Start of Data shown

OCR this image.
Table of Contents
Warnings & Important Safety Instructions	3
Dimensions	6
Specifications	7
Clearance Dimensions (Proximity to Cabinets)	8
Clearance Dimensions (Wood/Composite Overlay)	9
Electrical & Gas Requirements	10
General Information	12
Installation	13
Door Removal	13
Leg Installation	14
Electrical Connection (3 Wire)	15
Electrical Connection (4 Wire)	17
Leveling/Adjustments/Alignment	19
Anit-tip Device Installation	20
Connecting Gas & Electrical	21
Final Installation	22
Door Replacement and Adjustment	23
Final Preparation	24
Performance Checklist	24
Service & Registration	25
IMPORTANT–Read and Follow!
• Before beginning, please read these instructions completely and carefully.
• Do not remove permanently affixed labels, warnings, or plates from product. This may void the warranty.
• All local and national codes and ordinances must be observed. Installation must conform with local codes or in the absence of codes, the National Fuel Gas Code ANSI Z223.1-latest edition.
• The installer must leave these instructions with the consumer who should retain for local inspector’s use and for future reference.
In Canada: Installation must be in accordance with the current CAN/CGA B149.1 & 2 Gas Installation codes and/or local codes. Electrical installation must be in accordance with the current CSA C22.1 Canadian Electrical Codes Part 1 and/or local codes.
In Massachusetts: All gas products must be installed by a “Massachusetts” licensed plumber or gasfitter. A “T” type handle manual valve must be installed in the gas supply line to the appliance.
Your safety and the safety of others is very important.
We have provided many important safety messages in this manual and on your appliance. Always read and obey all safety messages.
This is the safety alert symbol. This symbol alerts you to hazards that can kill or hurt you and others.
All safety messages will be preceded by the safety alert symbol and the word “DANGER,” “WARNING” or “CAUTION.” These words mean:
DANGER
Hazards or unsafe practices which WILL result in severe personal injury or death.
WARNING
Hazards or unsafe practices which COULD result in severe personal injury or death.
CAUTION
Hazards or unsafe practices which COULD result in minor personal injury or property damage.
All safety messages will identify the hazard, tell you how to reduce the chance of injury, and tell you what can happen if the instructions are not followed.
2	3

End of Data shown

Exercise
Retype the data exactly as given.

Task answer
OCR this image.
Table of Contents
Warnings & Important Safety Instructions	3
Dimensions	6
Specifications	7
Clearance Dimensions (Proximity to Cabinets)	8
Clearance Dimensions (Wood/Composite Overlay)	9
Electrical & Gas Requirements	10
General Information	12
Installation	13
Door Removal	13
Leg Installation	14
Electrical Connection (3 Wire)	15
Electrical Connection (4 Wire)	17
Leveling/Adjustments/Alignment	19
Anit-tip Device Installation	20
Connecting Gas & Electrical	21
Final Installation	22
Door Replacement and Adjustment	23
Final Preparation	24
Performance Checklist	24
Service & Registration	25
IMPORTANT–Read and Follow!
• Before beginning, please read these instructions completely and carefully.
• Do not remove permanently affixed labels, warnings, or plates from product. This may void the warranty.
• All local and national codes and ordinances must be observed. Installation must conform with local codes or in the absence of codes, the National Fuel Gas Code ANSI Z223.1-latest edition.
• The installer must leave these instructions with the consumer who should retain for local inspector’s use and for future reference.
In Canada: Installation must be in accordance with the current CAN/CGA B149.1 & 2 Gas Installation codes and/or local codes. Electrical installation must be in accordance with the current CSA C22.1 Canadian Electrical Codes Part 1 and/or local codes.
In Massachusetts: All gas products must be installed by a “Massachusetts” licensed plumber or gasfitter. A “T” type handle manual valve must be installed in the gas supply line to the appliance.
Your safety and the safety of others is very important.
We have provided many important safety messages in this manual and on your appliance. Always read and obey all safety messages.
This is the safety alert symbol. This symbol alerts you to hazards that can kill or hurt you and others.
All safety messages will be preceded by the safety alert symbol and the word “DANGER,” “WARNING” or “CAUTION.” These words mean:
DANGER
Hazards or unsafe practices which WILL result in severe personal injury or death.
WARNING
Hazards or unsafe practices which COULD result in severe personal injury or death.
CAUTION
Hazards or unsafe practices which COULD result in minor personal injury or property damage.
All safety messages will identify the hazard, tell you how to reduce the chance of injury, and tell you what can happen if the instructions are not followed.
2	3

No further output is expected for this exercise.